Given instruction — Take the entries below and print all of them exactly, please.

Records provided —
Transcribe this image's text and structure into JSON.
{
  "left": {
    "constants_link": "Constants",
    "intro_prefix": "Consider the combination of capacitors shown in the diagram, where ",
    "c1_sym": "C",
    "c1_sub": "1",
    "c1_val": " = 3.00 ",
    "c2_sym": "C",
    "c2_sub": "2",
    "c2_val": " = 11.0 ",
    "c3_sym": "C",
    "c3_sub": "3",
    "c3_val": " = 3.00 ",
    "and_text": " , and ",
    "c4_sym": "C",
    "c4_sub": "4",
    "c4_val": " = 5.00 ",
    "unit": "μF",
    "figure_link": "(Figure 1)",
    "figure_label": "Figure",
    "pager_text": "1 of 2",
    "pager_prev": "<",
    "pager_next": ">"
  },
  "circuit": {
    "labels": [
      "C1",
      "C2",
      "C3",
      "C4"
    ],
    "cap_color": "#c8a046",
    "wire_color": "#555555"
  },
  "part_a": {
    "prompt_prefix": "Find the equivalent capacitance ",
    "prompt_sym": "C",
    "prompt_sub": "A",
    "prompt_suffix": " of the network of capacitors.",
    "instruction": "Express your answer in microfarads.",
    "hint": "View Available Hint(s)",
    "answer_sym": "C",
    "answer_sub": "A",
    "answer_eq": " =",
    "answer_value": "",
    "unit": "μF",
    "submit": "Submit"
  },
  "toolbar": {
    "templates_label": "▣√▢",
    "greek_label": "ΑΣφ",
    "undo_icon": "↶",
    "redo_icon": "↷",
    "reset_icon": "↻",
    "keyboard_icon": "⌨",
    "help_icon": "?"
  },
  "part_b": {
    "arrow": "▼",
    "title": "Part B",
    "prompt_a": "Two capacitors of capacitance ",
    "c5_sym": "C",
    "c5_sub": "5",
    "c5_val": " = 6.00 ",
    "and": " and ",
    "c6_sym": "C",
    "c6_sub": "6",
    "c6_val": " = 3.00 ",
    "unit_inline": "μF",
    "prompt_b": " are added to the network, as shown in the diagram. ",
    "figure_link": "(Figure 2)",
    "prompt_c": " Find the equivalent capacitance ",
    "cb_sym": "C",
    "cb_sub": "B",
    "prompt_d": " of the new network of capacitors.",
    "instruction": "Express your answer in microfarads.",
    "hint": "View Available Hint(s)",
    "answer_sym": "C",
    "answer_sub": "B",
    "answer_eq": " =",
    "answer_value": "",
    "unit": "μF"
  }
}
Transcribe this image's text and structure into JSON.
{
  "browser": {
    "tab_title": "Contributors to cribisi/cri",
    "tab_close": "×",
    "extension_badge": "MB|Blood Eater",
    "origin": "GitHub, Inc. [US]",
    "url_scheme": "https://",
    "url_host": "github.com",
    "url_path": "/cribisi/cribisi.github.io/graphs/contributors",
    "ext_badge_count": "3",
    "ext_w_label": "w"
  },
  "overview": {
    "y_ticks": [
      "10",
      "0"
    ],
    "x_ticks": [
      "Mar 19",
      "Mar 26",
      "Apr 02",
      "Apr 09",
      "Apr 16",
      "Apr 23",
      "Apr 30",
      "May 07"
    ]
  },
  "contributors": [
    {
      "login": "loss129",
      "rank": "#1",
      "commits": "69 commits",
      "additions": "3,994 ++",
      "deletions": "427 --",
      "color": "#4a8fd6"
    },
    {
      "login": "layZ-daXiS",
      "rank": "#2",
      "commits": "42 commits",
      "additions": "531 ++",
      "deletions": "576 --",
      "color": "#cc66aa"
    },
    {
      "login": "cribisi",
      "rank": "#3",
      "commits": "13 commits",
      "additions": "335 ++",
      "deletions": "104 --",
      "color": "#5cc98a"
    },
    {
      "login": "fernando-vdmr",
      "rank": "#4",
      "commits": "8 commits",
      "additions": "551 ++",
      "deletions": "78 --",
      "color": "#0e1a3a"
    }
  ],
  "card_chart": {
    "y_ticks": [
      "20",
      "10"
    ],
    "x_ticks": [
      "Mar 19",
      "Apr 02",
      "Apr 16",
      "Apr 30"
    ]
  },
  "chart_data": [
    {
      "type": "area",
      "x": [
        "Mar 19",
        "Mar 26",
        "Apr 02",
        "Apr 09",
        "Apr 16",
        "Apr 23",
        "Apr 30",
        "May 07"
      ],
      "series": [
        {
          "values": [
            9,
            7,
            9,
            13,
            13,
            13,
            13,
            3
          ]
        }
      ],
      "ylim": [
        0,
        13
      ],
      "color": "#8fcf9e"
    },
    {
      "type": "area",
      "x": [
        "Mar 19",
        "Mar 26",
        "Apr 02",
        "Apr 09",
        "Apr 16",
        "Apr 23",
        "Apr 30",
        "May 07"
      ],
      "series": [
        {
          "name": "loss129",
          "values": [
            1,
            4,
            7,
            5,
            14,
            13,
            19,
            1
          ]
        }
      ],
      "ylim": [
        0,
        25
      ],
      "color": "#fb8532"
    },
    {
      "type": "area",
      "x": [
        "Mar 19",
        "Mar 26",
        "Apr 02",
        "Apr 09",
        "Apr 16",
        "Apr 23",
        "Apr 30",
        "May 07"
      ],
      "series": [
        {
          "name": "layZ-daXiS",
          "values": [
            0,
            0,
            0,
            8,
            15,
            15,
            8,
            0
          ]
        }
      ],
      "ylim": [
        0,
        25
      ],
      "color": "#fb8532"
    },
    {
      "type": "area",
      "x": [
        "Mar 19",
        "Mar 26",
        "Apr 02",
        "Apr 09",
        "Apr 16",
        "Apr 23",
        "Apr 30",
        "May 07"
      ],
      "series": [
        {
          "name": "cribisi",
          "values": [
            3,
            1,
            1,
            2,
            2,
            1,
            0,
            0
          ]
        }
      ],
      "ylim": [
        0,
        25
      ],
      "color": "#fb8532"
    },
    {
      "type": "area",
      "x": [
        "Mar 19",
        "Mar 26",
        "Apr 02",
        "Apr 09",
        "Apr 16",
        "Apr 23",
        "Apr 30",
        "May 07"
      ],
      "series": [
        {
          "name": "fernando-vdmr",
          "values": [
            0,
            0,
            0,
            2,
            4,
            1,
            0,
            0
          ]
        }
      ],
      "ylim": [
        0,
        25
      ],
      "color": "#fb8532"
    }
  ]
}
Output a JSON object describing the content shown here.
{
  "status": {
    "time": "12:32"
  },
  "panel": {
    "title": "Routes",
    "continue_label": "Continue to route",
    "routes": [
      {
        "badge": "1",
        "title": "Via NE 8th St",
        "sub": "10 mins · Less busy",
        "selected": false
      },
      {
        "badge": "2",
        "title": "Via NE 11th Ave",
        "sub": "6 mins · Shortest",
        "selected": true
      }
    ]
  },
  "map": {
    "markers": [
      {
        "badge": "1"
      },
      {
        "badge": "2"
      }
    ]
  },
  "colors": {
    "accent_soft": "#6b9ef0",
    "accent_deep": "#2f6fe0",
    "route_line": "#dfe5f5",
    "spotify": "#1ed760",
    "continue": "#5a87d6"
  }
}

Task response —
Transcribe this image's text and structure into JSON.
{
  "left": {
    "constants_link": "Constants",
    "intro_prefix": "Consider the combination of capacitors shown in the diagram, where ",
    "c1_sym": "C",
    "c1_sub": "1",
    "c1_val": " = 3.00 ",
    "c2_sym": "C",
    "c2_sub": "2",
    "c2_val": " = 11.0 ",
    "c3_sym": "C",
    "c3_sub": "3",
    "c3_val": " = 3.00 ",
    "and_text": " , and ",
    "c4_sym": "C",
    "c4_sub": "4",
    "c4_val": " = 5.00 ",
    "unit": "μF",
    "figure_link": "(Figure 1)",
    "figure_label": "Figure",
    "pager_text": "1 of 2",
    "pager_prev": "<",
    "pager_next": ">"
  },
  "circuit": {
    "labels": [
      "C1",
      "C2",
      "C3",
      "C4"
    ],
    "cap_color": "#c8a046",
    "wire_color": "#555555"
  },
  "part_a": {
    "prompt_prefix": "Find the equivalent capacitance ",
    "prompt_sym": "C",
    "prompt_sub": "A",
    "prompt_suffix": " of the network of capacitors.",
    "instruction": "Express your answer in microfarads.",
    "hint": "View Available Hint(s)",
    "answer_sym": "C",
    "answer_sub": "A",
    "answer_eq": " =",
    "answer_value": "",
    "unit": "μF",
    "submit": "Submit"
  },
  "toolbar": {
    "templates_label": "▣√▢",
    "greek_label": "ΑΣφ",
    "undo_icon": "↶",
    "redo_icon": "↷",
    "reset_icon": "↻",
    "keyboard_icon": "⌨",
    "help_icon": "?"
  },
  "part_b": {
    "arrow": "▼",
    "title": "Part B",
    "prompt_a": "Two capacitors of capacitance ",
    "c5_sym": "C",
    "c5_sub": "5",
    "c5_val": " = 6.00 ",
    "and": " and ",
    "c6_sym": "C",
    "c6_sub": "6",
    "c6_val": " = 3.00 ",
    "unit_inline": "μF",
    "prompt_b": " are added to the network, as shown in the diagram. ",
    "figure_link": "(Figure 2)",
    "prompt_c": " Find the equivalent capacitance ",
    "cb_sym": "C",
    "cb_sub": "B",
    "prompt_d": " of the new network of capacitors.",
    "instruction": "Express your answer in microfarads.",
    "hint": "View Available Hint(s)",
    "answer_sym": "C",
    "answer_sub": "B",
    "answer_eq": " =",
    "answer_value": "",
    "unit": "μF"
  }
}
Transcribe this image's text and structure into JSON.
{
  "browser": {
    "tab_title": "Contributors to cribisi/cri",
    "tab_close": "×",
    "extension_badge": "MB|Blood Eater",
    "origin": "GitHub, Inc. [US]",
    "url_scheme": "https://",
    "url_host": "github.com",
    "url_path": "/cribisi/cribisi.github.io/graphs/contributors",
    "ext_badge_count": "3",
    "ext_w_label": "w"
  },
  "overview": {
    "y_ticks": [
      "10",
      "0"
    ],
    "x_ticks": [
      "Mar 19",
      "Mar 26",
      "Apr 02",
      "Apr 09",
      "Apr 16",
      "Apr 23",
      "Apr 30",
      "May 07"
    ]
  },
  "contributors": [
    {
      "login": "loss129",
      "rank": "#1",
      "commits": "69 commits",
      "additions": "3,994 ++",
      "deletions": "427 --",
      "color": "#4a8fd6"
    },
    {
      "login": "layZ-daXiS",
      "rank": "#2",
      "commits": "42 commits",
      "additions": "531 ++",
      "deletions": "576 --",
      "color": "#cc66aa"
    },
    {
      "login": "cribisi",
      "rank": "#3",
      "commits": "13 commits",
      "additions": "335 ++",
      "deletions": "104 --",
      "color": "#5cc98a"
    },
    {
      "login": "fernando-vdmr",
      "rank": "#4",
      "commits": "8 commits",
      "additions": "551 ++",
      "deletions": "78 --",
      "color": "#0e1a3a"
    }
  ],
  "card_chart": {
    "y_ticks": [
      "20",
      "10"
    ],
    "x_ticks": [
      "Mar 19",
      "Apr 02",
      "Apr 16",
      "Apr 30"
    ]
  },
  "chart_data": [
    {
      "type": "area",
      "x": [
        "Mar 19",
        "Mar 26",
        "Apr 02",
        "Apr 09",
        "Apr 16",
        "Apr 23",
        "Apr 30",
        "May 07"
      ],
      "series": [
        {
          "values": [
            9,
            7,
            9,
            13,
            13,
            13,
            13,
            3
          ]
        }
      ],
      "ylim": [
        0,
        13
      ],
      "color": "#8fcf9e"
    },
    {
      "type": "area",
      "x": [
        "Mar 19",
        "Mar 26",
        "Apr 02",
        "Apr 09",
        "Apr 16",
        "Apr 23",
        "Apr 30",
        "May 07"
      ],
      "series": [
        {
          "name": "loss129",
          "values": [
            1,
            4,
            7,
            5,
            14,
            13,
            19,
            1
          ]
        }
      ],
      "ylim": [
        0,
        25
      ],
      "color": "#fb8532"
    },
    {
      "type": "area",
      "x": [
        "Mar 19",
        "Mar 26",
        "Apr 02",
        "Apr 09",
        "Apr 16",
        "Apr 23",
        "Apr 30",
        "May 07"
      ],
      "series": [
        {
          "name": "layZ-daXiS",
          "values": [
            0,
            0,
            0,
            8,
            15,
            15,
            8,
            0
          ]
        }
      ],
      "ylim": [
        0,
        25
      ],
      "color": "#fb8532"
    },
    {
      "type": "area",
      "x": [
        "Mar 19",
        "Mar 26",
        "Apr 02",
        "Apr 09",
        "Apr 16",
        "Apr 23",
        "Apr 30",
        "May 07"
      ],
      "series": [
        {
          "name": "cribisi",
          "values": [
            3,
            1,
            1,
            2,
            2,
            1,
            0,
            0
          ]
        }
      ],
      "ylim": [
        0,
        25
      ],
      "color": "#fb8532"
    },
    {
      "type": "area",
      "x": [
        "Mar 19",
        "Mar 26",
        "Apr 02",
        "Apr 09",
        "Apr 16",
        "Apr 23",
        "Apr 30",
        "May 07"
      ],
      "series": [
        {
          "name": "fernando-vdmr",
          "values": [
            0,
            0,
            0,
            2,
            4,
            1,
            0,
            0
          ]
        }
      ],
      "ylim": [
        0,
        25
      ],
      "color": "#fb8532"
    }
  ]
}
Output a JSON object describing the content shown here.
{
  "status": {
    "time": "12:32"
  },
  "panel": {
    "title": "Routes",
    "continue_label": "Continue to route",
    "routes": [
      {
        "badge": "1",
        "title": "Via NE 8th St",
        "sub": "10 mins · Less busy",
        "selected": false
      },
      {
        "badge": "2",
        "title": "Via NE 11th Ave",
        "sub": "6 mins · Shortest",
        "selected": true
      }
    ]
  },
  "map": {
    "markers": [
      {
        "badge": "1"
      },
      {
        "badge": "2"
      }
    ]
  },
  "colors": {
    "accent_soft": "#6b9ef0",
    "accent_deep": "#2f6fe0",
    "route_line": "#dfe5f5",
    "spotify": "#1ed760",
    "continue": "#5a87d6"
  }
}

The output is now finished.